O MacGuffin: janeiro 2014

quinta-feira, janeiro 30, 2014

Didas

Miguel Esteves Cardoso, Público 30/01/2014

Para a Marieta 
"Anteontem morreu a nossa gata Marieta. É impossível não pensar nela. Vivia connosco desde 1998 e era pouco maior do que quando era pequenina. Era uma persa-tartaruga elegante, resmungona e selectiva. Quando a Marieta gostava de uma pessoa ou de um gato (o Agostinho), gostava com o coração todo e não vacilava. 
Era uma grande amiga e uma grandiosa inimiga. Quando não gostava de uma pessoa (toda a gente) ou de um gato (todos os gatos, especialmente o Casimiro), toda ela se transformava num diabrete de snobismo, desprezo, nojo, violência e assanhamento. 
Nunca conheci um bicho mais meiguinho ou mais doido por festinhas e companhia. Nunca se ia embora. Ia-se derretendo. Virava-se e oferecia a fofura da barriguinha. Babava-se de tão contente. Era a imperatriz da sensualidade. Quando esteve com o primeiro cio, antes de ser esterilizada, a fúria sexual dela era avassaladora. Não sabia que coisa era a timidez, a vergonha ou o fazer-se cara.

☆ ☆ ☆ ☆ ☆ ☆ ☆

◆ O QUE FAZER:
Transcreva do texto sobre a gata Marieta o trecho que vai de "quinta-feira, janeiro 30, 2014" a "e não vacilava.".

☆ ☆ ☆ ☆ ☆ ☆ ☆

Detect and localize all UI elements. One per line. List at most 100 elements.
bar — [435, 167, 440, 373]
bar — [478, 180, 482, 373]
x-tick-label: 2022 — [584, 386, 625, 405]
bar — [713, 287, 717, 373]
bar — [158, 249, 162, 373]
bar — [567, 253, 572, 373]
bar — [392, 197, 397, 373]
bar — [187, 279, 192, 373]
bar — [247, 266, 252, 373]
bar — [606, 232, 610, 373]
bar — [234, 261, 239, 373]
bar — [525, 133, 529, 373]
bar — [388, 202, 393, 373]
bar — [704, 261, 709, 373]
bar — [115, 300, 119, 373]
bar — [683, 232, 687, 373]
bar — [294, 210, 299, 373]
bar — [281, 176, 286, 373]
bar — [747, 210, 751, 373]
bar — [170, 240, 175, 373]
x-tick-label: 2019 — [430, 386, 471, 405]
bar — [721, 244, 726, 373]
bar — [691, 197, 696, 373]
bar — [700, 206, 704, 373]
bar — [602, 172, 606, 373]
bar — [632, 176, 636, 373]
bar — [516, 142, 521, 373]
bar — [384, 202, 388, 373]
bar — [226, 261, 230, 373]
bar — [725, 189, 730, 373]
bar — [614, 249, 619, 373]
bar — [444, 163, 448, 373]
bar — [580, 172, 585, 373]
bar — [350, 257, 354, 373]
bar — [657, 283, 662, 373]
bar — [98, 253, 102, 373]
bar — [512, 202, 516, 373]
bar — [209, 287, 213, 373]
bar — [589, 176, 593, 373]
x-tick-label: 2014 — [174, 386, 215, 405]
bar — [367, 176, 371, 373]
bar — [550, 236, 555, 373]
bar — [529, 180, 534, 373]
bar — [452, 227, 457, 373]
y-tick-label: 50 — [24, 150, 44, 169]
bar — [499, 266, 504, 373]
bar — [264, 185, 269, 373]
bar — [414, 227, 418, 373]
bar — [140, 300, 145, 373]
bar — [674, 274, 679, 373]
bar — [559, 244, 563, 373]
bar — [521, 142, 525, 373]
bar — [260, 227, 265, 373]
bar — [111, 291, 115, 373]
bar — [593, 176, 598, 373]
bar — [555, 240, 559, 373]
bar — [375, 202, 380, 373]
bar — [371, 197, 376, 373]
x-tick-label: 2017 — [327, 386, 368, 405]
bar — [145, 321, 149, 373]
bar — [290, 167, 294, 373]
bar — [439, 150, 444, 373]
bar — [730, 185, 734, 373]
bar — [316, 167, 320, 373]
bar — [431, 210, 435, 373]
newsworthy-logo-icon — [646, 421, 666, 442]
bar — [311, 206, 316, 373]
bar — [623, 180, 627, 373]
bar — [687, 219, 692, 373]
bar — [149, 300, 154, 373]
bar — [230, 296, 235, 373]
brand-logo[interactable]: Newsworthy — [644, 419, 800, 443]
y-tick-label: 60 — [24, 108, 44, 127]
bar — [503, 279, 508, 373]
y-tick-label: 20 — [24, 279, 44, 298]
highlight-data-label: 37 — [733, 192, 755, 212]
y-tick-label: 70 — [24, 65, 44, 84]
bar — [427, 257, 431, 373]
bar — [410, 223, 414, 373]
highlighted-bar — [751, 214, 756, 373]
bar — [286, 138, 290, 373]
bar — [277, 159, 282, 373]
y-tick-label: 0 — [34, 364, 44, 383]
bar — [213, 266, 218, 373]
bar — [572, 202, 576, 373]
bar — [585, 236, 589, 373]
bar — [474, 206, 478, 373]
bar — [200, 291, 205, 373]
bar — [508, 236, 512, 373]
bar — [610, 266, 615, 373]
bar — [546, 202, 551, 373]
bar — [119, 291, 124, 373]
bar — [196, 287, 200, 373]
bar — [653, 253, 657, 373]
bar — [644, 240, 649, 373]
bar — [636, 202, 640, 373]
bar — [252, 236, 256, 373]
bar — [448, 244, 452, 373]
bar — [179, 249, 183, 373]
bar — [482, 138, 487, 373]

☆ ☆ ☆ ☆ ☆ ☆ ☆

◆ ÁREA DE RESPOSTA:
quinta-feira, janeiro 30, 2014

Didas

Miguel Esteves Cardoso, Público 30/01/2014

Para a Marieta 
"Anteontem morreu a nossa gata Marieta. É impossível não pensar nela. Vivia connosco desde 1998 e era pouco maior do que quando era pequenina. Era uma persa-tartaruga elegante, resmungona e selectiva. Quando a Marieta gostava de uma pessoa ou de um gato (o Agostinho), gostava com o coração todo e não vacilava.